_Objective_
Filter the data below for the string "static" and copy each matching line.
*** Entries shown ***
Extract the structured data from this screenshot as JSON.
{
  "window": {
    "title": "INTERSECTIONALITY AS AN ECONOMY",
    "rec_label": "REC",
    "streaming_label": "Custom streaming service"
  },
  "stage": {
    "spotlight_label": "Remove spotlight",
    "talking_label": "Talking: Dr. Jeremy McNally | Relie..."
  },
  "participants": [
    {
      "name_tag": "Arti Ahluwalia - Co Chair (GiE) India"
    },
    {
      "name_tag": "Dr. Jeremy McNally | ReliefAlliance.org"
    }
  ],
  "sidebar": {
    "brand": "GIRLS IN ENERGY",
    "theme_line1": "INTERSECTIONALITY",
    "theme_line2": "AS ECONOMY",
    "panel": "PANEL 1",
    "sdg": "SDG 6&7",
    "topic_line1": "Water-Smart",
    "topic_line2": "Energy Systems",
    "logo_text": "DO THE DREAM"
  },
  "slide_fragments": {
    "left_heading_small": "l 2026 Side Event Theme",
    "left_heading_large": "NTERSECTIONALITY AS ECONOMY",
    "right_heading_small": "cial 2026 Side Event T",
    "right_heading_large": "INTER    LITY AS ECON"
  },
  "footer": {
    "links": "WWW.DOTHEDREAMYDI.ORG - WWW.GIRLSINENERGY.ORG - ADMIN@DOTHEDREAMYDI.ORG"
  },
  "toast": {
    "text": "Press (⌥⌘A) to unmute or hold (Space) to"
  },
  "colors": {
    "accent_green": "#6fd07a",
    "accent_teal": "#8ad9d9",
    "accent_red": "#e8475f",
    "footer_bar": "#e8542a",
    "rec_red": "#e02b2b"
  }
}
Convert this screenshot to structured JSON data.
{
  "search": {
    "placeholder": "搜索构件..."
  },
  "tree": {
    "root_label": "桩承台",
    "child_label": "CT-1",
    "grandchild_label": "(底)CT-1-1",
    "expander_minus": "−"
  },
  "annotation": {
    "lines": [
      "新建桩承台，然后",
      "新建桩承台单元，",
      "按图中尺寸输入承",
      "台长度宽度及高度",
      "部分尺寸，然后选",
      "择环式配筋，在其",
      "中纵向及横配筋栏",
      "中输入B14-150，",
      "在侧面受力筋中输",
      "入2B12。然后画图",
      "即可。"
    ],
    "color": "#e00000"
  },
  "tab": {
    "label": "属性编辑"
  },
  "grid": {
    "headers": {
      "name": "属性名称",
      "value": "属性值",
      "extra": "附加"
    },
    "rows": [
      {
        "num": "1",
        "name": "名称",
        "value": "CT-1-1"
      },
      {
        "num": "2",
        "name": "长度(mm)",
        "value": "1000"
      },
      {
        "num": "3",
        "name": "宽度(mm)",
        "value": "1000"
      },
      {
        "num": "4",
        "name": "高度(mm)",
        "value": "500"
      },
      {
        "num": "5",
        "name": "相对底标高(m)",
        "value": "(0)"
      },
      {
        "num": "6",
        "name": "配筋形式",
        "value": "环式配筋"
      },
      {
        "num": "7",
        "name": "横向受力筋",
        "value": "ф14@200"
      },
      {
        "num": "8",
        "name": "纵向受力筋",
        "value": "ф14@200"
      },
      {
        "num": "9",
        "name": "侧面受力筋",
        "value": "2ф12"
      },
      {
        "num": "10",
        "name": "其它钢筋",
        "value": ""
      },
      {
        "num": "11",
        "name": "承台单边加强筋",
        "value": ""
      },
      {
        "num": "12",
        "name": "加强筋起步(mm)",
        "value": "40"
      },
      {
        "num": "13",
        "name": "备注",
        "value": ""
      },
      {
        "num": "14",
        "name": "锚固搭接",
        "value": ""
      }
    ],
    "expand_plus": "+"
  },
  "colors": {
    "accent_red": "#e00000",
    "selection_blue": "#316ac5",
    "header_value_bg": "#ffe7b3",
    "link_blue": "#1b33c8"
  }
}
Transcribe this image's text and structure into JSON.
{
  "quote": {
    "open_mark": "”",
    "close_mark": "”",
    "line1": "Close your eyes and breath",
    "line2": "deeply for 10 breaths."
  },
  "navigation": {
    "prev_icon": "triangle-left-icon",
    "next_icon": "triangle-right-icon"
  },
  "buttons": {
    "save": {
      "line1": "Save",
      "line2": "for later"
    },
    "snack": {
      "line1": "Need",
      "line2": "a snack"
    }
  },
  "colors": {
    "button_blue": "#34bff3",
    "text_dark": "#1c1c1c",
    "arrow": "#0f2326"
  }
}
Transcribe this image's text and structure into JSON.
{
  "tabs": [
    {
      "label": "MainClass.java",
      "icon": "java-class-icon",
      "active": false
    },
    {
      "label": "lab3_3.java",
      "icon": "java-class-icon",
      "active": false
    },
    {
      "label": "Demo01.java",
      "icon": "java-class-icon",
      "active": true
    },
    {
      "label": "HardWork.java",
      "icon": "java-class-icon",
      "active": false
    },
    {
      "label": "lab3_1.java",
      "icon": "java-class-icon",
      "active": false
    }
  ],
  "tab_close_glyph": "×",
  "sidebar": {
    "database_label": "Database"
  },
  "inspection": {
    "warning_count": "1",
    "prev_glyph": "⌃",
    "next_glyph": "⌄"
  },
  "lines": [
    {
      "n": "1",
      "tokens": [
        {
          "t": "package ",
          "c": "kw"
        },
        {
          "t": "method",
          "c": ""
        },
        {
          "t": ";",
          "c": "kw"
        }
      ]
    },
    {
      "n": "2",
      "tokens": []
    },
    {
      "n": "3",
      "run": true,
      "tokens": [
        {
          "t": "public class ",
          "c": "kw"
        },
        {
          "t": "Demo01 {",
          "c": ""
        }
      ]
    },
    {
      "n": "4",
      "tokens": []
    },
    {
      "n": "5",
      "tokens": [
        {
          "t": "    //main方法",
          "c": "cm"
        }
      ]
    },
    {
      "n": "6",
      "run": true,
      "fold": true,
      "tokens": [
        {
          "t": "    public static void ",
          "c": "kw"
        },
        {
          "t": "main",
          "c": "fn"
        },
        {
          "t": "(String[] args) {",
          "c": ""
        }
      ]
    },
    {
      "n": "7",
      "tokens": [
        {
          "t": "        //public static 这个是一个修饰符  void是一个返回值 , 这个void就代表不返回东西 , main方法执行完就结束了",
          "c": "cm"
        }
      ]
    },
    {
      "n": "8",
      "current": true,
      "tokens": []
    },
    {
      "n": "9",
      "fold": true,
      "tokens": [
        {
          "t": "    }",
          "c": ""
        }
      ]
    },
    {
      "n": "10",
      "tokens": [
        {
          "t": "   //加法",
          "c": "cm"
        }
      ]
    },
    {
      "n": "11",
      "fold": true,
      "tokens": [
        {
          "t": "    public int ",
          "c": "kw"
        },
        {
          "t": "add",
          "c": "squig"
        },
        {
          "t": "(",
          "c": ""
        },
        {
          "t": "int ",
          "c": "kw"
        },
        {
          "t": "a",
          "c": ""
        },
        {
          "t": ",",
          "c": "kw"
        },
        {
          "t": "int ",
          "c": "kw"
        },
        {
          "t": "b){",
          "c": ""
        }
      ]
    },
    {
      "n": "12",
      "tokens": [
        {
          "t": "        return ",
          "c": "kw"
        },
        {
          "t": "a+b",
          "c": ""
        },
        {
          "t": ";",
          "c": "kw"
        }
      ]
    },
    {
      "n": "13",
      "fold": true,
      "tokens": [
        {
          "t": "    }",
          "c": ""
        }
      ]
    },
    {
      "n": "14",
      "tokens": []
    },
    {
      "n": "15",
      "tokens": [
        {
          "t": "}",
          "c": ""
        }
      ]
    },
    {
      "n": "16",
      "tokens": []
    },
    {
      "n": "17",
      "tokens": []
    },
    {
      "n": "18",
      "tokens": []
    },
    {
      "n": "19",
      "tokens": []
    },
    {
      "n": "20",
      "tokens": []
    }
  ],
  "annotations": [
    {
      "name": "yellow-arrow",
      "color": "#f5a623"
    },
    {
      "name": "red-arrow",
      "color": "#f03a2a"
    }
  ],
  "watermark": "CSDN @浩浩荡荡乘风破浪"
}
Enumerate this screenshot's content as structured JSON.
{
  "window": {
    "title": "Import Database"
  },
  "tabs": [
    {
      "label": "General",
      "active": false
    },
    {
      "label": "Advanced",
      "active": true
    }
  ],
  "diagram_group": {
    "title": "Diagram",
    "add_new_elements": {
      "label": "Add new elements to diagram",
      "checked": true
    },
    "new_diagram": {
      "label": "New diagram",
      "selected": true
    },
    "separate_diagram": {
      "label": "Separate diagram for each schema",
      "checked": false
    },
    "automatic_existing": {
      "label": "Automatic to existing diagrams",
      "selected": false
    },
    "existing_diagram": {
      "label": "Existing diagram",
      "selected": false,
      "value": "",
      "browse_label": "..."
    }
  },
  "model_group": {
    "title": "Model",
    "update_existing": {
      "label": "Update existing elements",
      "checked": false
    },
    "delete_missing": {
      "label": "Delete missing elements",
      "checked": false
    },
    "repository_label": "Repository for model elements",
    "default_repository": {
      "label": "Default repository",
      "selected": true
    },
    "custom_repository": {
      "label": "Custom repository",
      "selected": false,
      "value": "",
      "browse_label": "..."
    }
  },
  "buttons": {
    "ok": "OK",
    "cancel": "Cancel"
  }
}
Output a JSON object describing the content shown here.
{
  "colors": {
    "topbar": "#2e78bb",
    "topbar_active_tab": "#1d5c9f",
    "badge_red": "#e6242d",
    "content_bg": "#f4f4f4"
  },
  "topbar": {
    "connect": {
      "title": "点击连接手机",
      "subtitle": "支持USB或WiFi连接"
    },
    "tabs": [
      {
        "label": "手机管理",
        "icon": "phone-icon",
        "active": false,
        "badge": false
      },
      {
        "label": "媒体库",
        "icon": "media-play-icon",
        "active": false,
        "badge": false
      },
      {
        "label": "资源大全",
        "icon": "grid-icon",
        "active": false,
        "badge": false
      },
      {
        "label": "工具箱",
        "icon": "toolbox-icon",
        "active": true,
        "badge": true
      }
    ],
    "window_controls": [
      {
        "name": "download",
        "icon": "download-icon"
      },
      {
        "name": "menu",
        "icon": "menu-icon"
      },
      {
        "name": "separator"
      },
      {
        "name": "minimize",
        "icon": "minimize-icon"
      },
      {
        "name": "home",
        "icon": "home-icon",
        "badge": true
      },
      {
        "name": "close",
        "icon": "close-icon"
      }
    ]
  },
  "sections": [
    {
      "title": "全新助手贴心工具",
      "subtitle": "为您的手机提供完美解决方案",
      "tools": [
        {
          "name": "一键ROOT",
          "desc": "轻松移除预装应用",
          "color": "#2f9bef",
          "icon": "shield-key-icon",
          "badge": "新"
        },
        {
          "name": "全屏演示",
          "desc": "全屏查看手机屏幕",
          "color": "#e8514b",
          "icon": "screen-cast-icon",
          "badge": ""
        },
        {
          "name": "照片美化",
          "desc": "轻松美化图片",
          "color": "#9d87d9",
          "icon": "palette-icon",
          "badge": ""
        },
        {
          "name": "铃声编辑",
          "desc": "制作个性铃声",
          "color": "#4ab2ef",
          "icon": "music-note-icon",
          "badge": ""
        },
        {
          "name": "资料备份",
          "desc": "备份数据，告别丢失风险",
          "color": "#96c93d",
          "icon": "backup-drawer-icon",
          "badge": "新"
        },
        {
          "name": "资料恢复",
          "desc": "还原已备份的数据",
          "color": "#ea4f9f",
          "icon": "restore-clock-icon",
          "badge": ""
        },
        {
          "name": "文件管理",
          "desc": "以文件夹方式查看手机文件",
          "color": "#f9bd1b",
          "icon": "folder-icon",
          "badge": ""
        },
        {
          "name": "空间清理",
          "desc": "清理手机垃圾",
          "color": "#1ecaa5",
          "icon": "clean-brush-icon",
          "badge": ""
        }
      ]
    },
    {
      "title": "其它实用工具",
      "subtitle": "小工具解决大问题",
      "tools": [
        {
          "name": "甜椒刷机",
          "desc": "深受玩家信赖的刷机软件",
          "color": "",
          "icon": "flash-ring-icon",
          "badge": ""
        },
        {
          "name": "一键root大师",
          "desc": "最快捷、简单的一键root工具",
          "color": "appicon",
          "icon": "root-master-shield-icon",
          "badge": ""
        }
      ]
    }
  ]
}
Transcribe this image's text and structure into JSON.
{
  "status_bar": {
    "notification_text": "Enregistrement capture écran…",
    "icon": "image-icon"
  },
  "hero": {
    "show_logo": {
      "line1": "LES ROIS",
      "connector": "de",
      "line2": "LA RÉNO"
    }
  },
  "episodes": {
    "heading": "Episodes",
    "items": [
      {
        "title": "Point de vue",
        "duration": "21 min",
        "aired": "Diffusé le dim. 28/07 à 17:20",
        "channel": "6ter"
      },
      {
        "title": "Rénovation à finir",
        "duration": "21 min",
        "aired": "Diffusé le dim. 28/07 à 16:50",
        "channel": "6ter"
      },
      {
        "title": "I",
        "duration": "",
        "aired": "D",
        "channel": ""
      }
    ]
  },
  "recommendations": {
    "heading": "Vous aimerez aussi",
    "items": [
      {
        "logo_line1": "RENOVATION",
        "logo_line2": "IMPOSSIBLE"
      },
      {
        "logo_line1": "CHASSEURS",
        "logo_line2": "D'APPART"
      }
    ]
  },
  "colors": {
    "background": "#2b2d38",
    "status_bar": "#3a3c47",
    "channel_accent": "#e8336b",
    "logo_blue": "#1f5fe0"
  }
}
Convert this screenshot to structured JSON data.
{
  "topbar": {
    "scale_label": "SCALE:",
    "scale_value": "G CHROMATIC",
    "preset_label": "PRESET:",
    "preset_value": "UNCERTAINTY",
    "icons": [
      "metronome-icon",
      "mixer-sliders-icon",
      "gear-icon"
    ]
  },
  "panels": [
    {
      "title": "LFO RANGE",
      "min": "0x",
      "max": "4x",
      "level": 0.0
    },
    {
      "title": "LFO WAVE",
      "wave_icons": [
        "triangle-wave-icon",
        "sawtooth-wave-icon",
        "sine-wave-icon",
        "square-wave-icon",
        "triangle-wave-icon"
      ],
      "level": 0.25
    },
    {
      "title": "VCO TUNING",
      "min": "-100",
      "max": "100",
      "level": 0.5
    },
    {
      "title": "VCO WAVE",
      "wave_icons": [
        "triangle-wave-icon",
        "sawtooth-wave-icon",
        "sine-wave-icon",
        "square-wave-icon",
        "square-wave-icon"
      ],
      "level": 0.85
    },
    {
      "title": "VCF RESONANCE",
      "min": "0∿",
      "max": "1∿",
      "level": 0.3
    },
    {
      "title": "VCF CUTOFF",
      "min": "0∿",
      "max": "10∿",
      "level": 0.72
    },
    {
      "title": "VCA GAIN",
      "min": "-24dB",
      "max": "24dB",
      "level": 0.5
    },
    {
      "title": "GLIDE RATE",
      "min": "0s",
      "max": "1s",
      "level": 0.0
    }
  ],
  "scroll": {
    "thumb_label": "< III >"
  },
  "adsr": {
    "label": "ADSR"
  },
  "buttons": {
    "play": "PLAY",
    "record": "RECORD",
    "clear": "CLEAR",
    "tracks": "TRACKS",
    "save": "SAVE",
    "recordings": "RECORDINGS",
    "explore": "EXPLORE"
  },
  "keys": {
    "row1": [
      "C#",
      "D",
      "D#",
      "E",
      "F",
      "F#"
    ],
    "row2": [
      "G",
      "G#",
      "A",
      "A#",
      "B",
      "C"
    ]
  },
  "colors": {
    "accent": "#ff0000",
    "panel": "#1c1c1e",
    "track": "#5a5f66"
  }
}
***
_Response to this task_
          "t": "    public static void ",
          "t": "        //public static 这个是一个修饰符  void是一个返回值 , 这个void就代表不返回东西 , main方法执行完就结束了",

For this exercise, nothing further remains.